Short exercise: Every entry below should be repeated exactly; the pictures should not.

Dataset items
──────────

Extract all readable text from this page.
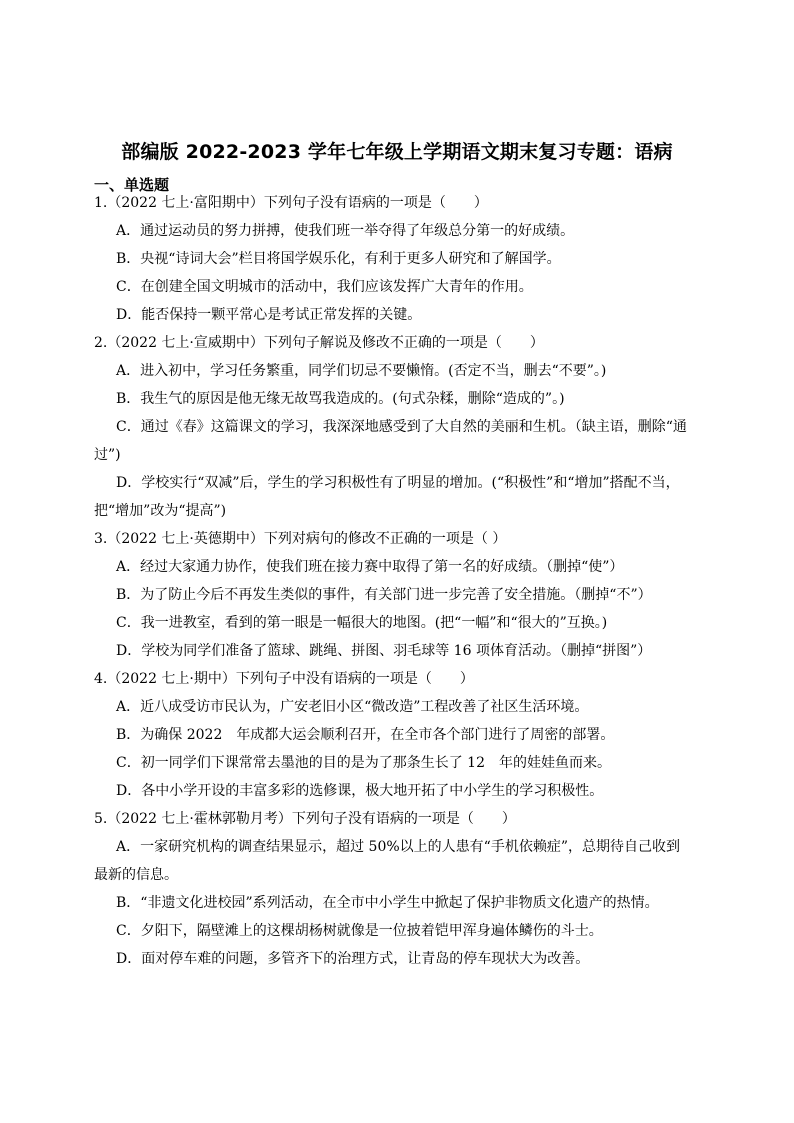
部编版 2022-2023 学年七年级上学期语文期末复习专题：语病
一、单选题
1.（2022 七上·富阳期中）下列句子没有语病的一项是（　　）
A．通过运动员的努力拼搏，使我们班一举夺得了年级总分第一的好成绩。
B．央视“诗词大会”栏目将国学娱乐化，有利于更多人研究和了解国学。
C．在创建全国文明城市的活动中，我们应该发挥广大青年的作用。
D．能否保持一颗平常心是考试正常发挥的关键。
2.（2022 七上·宣威期中）下列句子解说及修改不正确的一项是（　　）
A．进入初中，学习任务繁重，同学们切忌不要懒惰。(否定不当，删去“不要”。)
B．我生气的原因是他无缘无故骂我造成的。(句式杂糅，删除“造成的”。)
C．通过《春》这篇课文的学习，我深深地感受到了大自然的美丽和生机。（缺主语，删除“通
过”)
D．学校实行“双减”后，学生的学习积极性有了明显的增加。(“积极性”和“增加”搭配不当，
把“增加”改为“提高”)
3.（2022 七上·英德期中）下列对病句的修改不正确的一项是（ ）
A．经过大家通力协作，使我们班在接力赛中取得了第一名的好成绩。（删掉“使”）
B．为了防止今后不再发生类似的事件，有关部门进一步完善了安全措施。（删掉“不”）
C．我一进教室，看到的第一眼是一幅很大的地图。(把“一幅”和“很大的”互换。)
D．学校为同学们准备了篮球、跳绳、拼图、羽毛球等 16 项体育活动。（删掉“拼图”）
4.（2022 七上·期中）下列句子中没有语病的一项是（　　）
A．近八成受访市民认为，广安老旧小区“微改造”工程改善了社区生活环境。
B．为确保 2022　年成都大运会顺利召开，在全市各个部门进行了周密的部署。
C．初一同学们下课常常去墨池的目的是为了那条生长了 12　年的娃娃鱼而来。
D．各中小学开设的丰富多彩的选修课，极大地开拓了中小学生的学习积极性。
5.（2022 七上·霍林郭勒月考）下列句子没有语病的一项是（　　）
A．一家研究机构的调查结果显示，超过 50%以上的人患有“手机依赖症”，总期待自己收到
最新的信息。
B．“非遗文化进校园”系列活动，在全市中小学生中掀起了保护非物质文化遗产的热情。
C．夕阳下，隔壁滩上的这棵胡杨树就像是一位披着铠甲浑身遍体鳞伤的斗士。
D．面对停车难的问题，多管齐下的治理方式，让青岛的停车现状大为改善。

──────────

Exercise answer:
Extract all readable text from this page.
部编版 2022-2023 学年七年级上学期语文期末复习专题：语病
一、单选题
1.（2022 七上·富阳期中）下列句子没有语病的一项是（　　）
A．通过运动员的努力拼搏，使我们班一举夺得了年级总分第一的好成绩。
B．央视“诗词大会”栏目将国学娱乐化，有利于更多人研究和了解国学。
C．在创建全国文明城市的活动中，我们应该发挥广大青年的作用。
D．能否保持一颗平常心是考试正常发挥的关键。
2.（2022 七上·宣威期中）下列句子解说及修改不正确的一项是（　　）
A．进入初中，学习任务繁重，同学们切忌不要懒惰。(否定不当，删去“不要”。)
B．我生气的原因是他无缘无故骂我造成的。(句式杂糅，删除“造成的”。)
C．通过《春》这篇课文的学习，我深深地感受到了大自然的美丽和生机。（缺主语，删除“通
过”)
D．学校实行“双减”后，学生的学习积极性有了明显的增加。(“积极性”和“增加”搭配不当，
把“增加”改为“提高”)
3.（2022 七上·英德期中）下列对病句的修改不正确的一项是（ ）
A．经过大家通力协作，使我们班在接力赛中取得了第一名的好成绩。（删掉“使”）
B．为了防止今后不再发生类似的事件，有关部门进一步完善了安全措施。（删掉“不”）
C．我一进教室，看到的第一眼是一幅很大的地图。(把“一幅”和“很大的”互换。)
D．学校为同学们准备了篮球、跳绳、拼图、羽毛球等 16 项体育活动。（删掉“拼图”）
4.（2022 七上·期中）下列句子中没有语病的一项是（　　）
A．近八成受访市民认为，广安老旧小区“微改造”工程改善了社区生活环境。
B．为确保 2022　年成都大运会顺利召开，在全市各个部门进行了周密的部署。
C．初一同学们下课常常去墨池的目的是为了那条生长了 12　年的娃娃鱼而来。
D．各中小学开设的丰富多彩的选修课，极大地开拓了中小学生的学习积极性。
5.（2022 七上·霍林郭勒月考）下列句子没有语病的一项是（　　）
A．一家研究机构的调查结果显示，超过 50%以上的人患有“手机依赖症”，总期待自己收到
最新的信息。
B．“非遗文化进校园”系列活动，在全市中小学生中掀起了保护非物质文化遗产的热情。
C．夕阳下，隔壁滩上的这棵胡杨树就像是一位披着铠甲浑身遍体鳞伤的斗士。
D．面对停车难的问题，多管齐下的治理方式，让青岛的停车现状大为改善。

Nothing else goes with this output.